CHALLENGE — Exactly as they appear, output all of the entries.

══ RAW RECORDS

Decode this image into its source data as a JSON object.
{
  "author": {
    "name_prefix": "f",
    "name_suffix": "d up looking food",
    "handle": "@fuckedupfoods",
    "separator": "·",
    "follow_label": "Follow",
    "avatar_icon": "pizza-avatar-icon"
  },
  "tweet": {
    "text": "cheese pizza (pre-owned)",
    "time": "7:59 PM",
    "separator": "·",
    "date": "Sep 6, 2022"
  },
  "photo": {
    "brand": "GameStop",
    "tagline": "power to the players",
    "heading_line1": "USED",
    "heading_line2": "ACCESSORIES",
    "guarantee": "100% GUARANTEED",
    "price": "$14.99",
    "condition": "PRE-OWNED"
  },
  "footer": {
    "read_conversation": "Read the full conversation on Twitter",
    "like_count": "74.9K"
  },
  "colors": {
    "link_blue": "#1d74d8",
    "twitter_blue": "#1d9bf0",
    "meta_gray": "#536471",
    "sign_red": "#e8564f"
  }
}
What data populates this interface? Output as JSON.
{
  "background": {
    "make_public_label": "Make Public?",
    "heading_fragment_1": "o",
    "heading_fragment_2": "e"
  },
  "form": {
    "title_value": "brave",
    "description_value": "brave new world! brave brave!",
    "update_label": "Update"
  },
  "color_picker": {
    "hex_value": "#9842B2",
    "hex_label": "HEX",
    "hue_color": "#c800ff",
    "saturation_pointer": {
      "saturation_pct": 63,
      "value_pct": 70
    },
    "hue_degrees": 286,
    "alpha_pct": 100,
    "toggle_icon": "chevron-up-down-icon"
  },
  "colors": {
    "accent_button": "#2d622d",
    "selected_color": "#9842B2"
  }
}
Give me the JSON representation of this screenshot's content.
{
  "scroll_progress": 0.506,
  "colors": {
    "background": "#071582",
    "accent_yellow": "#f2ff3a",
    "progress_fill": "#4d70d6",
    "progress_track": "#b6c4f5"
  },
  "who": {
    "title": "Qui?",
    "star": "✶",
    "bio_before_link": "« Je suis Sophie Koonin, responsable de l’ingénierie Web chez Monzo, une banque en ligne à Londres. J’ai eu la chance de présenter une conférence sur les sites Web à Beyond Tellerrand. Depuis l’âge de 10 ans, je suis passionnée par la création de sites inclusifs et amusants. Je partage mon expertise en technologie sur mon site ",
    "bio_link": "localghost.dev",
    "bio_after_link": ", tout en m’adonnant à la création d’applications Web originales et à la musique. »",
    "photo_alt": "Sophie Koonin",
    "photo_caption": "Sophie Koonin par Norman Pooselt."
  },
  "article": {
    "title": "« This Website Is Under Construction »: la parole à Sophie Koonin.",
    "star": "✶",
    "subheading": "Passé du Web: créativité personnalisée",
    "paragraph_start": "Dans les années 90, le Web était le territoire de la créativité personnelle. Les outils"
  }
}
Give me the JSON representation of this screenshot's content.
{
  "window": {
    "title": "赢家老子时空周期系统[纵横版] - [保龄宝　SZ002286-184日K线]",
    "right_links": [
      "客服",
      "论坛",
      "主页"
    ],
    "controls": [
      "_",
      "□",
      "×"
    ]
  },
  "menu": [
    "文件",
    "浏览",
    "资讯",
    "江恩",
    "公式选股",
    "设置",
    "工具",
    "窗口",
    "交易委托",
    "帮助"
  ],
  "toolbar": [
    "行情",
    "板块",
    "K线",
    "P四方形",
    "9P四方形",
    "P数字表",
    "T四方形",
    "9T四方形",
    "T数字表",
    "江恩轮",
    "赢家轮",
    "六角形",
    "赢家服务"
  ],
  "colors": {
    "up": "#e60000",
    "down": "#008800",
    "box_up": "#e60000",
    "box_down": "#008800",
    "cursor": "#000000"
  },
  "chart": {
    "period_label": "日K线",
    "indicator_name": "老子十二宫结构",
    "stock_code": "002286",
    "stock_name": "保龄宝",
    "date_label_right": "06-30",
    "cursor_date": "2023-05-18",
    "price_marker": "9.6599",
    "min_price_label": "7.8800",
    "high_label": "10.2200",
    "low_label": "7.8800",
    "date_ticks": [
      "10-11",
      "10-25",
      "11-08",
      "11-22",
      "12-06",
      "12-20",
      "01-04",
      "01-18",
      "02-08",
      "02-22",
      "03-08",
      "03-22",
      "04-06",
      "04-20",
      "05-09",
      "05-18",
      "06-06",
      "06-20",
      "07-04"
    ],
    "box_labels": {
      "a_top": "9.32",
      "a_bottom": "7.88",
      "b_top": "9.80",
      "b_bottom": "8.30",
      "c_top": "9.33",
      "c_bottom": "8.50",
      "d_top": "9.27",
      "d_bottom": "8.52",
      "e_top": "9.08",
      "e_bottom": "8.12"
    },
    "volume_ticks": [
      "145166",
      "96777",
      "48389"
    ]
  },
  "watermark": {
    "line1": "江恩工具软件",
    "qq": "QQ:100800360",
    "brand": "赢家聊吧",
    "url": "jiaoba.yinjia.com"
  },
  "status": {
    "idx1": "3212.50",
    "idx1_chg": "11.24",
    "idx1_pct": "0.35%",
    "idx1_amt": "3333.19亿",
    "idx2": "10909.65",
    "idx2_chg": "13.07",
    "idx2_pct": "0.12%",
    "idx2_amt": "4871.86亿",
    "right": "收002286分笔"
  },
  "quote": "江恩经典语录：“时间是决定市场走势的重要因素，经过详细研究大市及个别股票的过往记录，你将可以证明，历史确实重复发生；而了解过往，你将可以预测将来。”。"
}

════

WRITTEN RESPONSE —
Decode this image into its source data as a JSON object.
{
  "author": {
    "name_prefix": "f",
    "name_suffix": "d up looking food",
    "handle": "@fuckedupfoods",
    "separator": "·",
    "follow_label": "Follow",
    "avatar_icon": "pizza-avatar-icon"
  },
  "tweet": {
    "text": "cheese pizza (pre-owned)",
    "time": "7:59 PM",
    "separator": "·",
    "date": "Sep 6, 2022"
  },
  "photo": {
    "brand": "GameStop",
    "tagline": "power to the players",
    "heading_line1": "USED",
    "heading_line2": "ACCESSORIES",
    "guarantee": "100% GUARANTEED",
    "price": "$14.99",
    "condition": "PRE-OWNED"
  },
  "footer": {
    "read_conversation": "Read the full conversation on Twitter",
    "like_count": "74.9K"
  },
  "colors": {
    "link_blue": "#1d74d8",
    "twitter_blue": "#1d9bf0",
    "meta_gray": "#536471",
    "sign_red": "#e8564f"
  }
}
What data populates this interface? Output as JSON.
{
  "background": {
    "make_public_label": "Make Public?",
    "heading_fragment_1": "o",
    "heading_fragment_2": "e"
  },
  "form": {
    "title_value": "brave",
    "description_value": "brave new world! brave brave!",
    "update_label": "Update"
  },
  "color_picker": {
    "hex_value": "#9842B2",
    "hex_label": "HEX",
    "hue_color": "#c800ff",
    "saturation_pointer": {
      "saturation_pct": 63,
      "value_pct": 70
    },
    "hue_degrees": 286,
    "alpha_pct": 100,
    "toggle_icon": "chevron-up-down-icon"
  },
  "colors": {
    "accent_button": "#2d622d",
    "selected_color": "#9842B2"
  }
}
Give me the JSON representation of this screenshot's content.
{
  "scroll_progress": 0.506,
  "colors": {
    "background": "#071582",
    "accent_yellow": "#f2ff3a",
    "progress_fill": "#4d70d6",
    "progress_track": "#b6c4f5"
  },
  "who": {
    "title": "Qui?",
    "star": "✶",
    "bio_before_link": "« Je suis Sophie Koonin, responsable de l’ingénierie Web chez Monzo, une banque en ligne à Londres. J’ai eu la chance de présenter une conférence sur les sites Web à Beyond Tellerrand. Depuis l’âge de 10 ans, je suis passionnée par la création de sites inclusifs et amusants. Je partage mon expertise en technologie sur mon site ",
    "bio_link": "localghost.dev",
    "bio_after_link": ", tout en m’adonnant à la création d’applications Web originales et à la musique. »",
    "photo_alt": "Sophie Koonin",
    "photo_caption": "Sophie Koonin par Norman Pooselt."
  },
  "article": {
    "title": "« This Website Is Under Construction »: la parole à Sophie Koonin.",
    "star": "✶",
    "subheading": "Passé du Web: créativité personnalisée",
    "paragraph_start": "Dans les années 90, le Web était le territoire de la créativité personnelle. Les outils"
  }
}
Give me the JSON representation of this screenshot's content.
{
  "window": {
    "title": "赢家老子时空周期系统[纵横版] - [保龄宝　SZ002286-184日K线]",
    "right_links": [
      "客服",
      "论坛",
      "主页"
    ],
    "controls": [
      "_",
      "□",
      "×"
    ]
  },
  "menu": [
    "文件",
    "浏览",
    "资讯",
    "江恩",
    "公式选股",
    "设置",
    "工具",
    "窗口",
    "交易委托",
    "帮助"
  ],
  "toolbar": [
    "行情",
    "板块",
    "K线",
    "P四方形",
    "9P四方形",
    "P数字表",
    "T四方形",
    "9T四方形",
    "T数字表",
    "江恩轮",
    "赢家轮",
    "六角形",
    "赢家服务"
  ],
  "colors": {
    "up": "#e60000",
    "down": "#008800",
    "box_up": "#e60000",
    "box_down": "#008800",
    "cursor": "#000000"
  },
  "chart": {
    "period_label": "日K线",
    "indicator_name": "老子十二宫结构",
    "stock_code": "002286",
    "stock_name": "保龄宝",
    "date_label_right": "06-30",
    "cursor_date": "2023-05-18",
    "price_marker": "9.6599",
    "min_price_label": "7.8800",
    "high_label": "10.2200",
    "low_label": "7.8800",
    "date_ticks": [
      "10-11",
      "10-25",
      "11-08",
      "11-22",
      "12-06",
      "12-20",
      "01-04",
      "01-18",
      "02-08",
      "02-22",
      "03-08",
      "03-22",
      "04-06",
      "04-20",
      "05-09",
      "05-18",
      "06-06",
      "06-20",
      "07-04"
    ],
    "box_labels": {
      "a_top": "9.32",
      "a_bottom": "7.88",
      "b_top": "9.80",
      "b_bottom": "8.30",
      "c_top": "9.33",
      "c_bottom": "8.50",
      "d_top": "9.27",
      "d_bottom": "8.52",
      "e_top": "9.08",
      "e_bottom": "8.12"
    },
    "volume_ticks": [
      "145166",
      "96777",
      "48389"
    ]
  },
  "watermark": {
    "line1": "江恩工具软件",
    "qq": "QQ:100800360",
    "brand": "赢家聊吧",
    "url": "jiaoba.yinjia.com"
  },
  "status": {
    "idx1": "3212.50",
    "idx1_chg": "11.24",
    "idx1_pct": "0.35%",
    "idx1_amt": "3333.19亿",
    "idx2": "10909.65",
    "idx2_chg": "13.07",
    "idx2_pct": "0.12%",
    "idx2_amt": "4871.86亿",
    "right": "收002286分笔"
  },
  "quote": "江恩经典语录：“时间是决定市场走势的重要因素，经过详细研究大市及个别股票的过往记录，你将可以证明，历史确实重复发生；而了解过往，你将可以预测将来。”。"
}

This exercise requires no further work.